What this task involves:
Retype exactly the stretch of lines that begins at the line containing "Type out the text in this image." and ends at the last line of the data, with no other lines.

Input material:

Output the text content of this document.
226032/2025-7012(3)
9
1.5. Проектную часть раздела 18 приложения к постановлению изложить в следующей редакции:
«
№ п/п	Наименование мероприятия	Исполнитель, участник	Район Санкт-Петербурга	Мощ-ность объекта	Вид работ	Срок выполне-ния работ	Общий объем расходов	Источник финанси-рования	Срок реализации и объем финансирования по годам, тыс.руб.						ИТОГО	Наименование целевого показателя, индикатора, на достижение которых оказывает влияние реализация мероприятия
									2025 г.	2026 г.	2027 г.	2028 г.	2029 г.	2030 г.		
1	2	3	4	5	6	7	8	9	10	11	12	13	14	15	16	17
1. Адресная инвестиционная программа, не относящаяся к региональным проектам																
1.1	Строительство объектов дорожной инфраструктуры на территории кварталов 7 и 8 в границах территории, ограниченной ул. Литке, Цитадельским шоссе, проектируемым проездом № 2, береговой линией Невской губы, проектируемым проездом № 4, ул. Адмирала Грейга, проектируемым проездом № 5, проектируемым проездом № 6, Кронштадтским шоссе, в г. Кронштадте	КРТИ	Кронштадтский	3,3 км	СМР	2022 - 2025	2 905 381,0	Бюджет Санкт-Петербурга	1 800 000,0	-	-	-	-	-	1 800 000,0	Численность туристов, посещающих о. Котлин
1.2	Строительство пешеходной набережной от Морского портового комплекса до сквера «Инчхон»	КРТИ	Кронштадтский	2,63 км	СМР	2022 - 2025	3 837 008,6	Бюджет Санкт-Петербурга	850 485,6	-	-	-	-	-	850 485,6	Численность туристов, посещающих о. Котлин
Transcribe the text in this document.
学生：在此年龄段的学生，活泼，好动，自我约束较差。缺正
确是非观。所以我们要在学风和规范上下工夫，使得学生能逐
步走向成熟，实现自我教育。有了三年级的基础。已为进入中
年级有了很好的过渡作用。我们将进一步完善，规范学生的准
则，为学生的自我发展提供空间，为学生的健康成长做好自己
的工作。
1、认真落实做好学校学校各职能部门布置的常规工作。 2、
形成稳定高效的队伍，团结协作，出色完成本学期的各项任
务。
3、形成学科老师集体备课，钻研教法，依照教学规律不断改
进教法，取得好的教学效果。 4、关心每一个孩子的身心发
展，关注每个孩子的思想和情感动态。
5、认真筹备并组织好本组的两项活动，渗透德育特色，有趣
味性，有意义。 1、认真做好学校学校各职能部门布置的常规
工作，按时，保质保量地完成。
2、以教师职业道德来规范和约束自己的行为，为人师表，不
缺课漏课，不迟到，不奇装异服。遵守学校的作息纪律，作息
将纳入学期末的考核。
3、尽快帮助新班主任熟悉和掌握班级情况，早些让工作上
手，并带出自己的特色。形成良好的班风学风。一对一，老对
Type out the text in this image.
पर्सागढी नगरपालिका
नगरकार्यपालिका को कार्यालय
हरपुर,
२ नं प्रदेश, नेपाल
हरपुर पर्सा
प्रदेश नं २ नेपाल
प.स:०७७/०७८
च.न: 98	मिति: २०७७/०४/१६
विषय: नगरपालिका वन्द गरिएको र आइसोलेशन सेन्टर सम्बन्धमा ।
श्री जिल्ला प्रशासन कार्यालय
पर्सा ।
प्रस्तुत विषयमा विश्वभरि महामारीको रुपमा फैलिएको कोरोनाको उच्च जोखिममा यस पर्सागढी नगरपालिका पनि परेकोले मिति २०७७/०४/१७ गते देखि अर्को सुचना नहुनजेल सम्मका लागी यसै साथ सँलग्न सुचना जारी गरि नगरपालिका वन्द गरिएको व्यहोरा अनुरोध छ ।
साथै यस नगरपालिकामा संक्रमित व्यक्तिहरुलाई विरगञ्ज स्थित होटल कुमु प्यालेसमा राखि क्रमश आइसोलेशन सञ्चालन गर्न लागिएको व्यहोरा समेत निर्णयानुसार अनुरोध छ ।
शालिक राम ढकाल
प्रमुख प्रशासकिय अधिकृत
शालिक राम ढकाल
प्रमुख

Result of this task:
Type out the text in this image.
पर्सागढी नगरपालिका
नगरकार्यपालिका को कार्यालय
हरपुर,
२ नं प्रदेश, नेपाल
हरपुर पर्सा
प्रदेश नं २ नेपाल
प.स:०७७/०७८
च.न: 98	मिति: २०७७/०४/१६
विषय: नगरपालिका वन्द गरिएको र आइसोलेशन सेन्टर सम्बन्धमा ।
श्री जिल्ला प्रशासन कार्यालय
पर्सा ।
प्रस्तुत विषयमा विश्वभरि महामारीको रुपमा फैलिएको कोरोनाको उच्च जोखिममा यस पर्सागढी नगरपालिका पनि परेकोले मिति २०७७/०४/१७ गते देखि अर्को सुचना नहुनजेल सम्मका लागी यसै साथ सँलग्न सुचना जारी गरि नगरपालिका वन्द गरिएको व्यहोरा अनुरोध छ ।
साथै यस नगरपालिकामा संक्रमित व्यक्तिहरुलाई विरगञ्ज स्थित होटल कुमु प्यालेसमा राखि क्रमश आइसोलेशन सञ्चालन गर्न लागिएको व्यहोरा समेत निर्णयानुसार अनुरोध छ ।
शालिक राम ढकाल
प्रमुख प्रशासकिय अधिकृत
शालिक राम ढकाल
प्रमुख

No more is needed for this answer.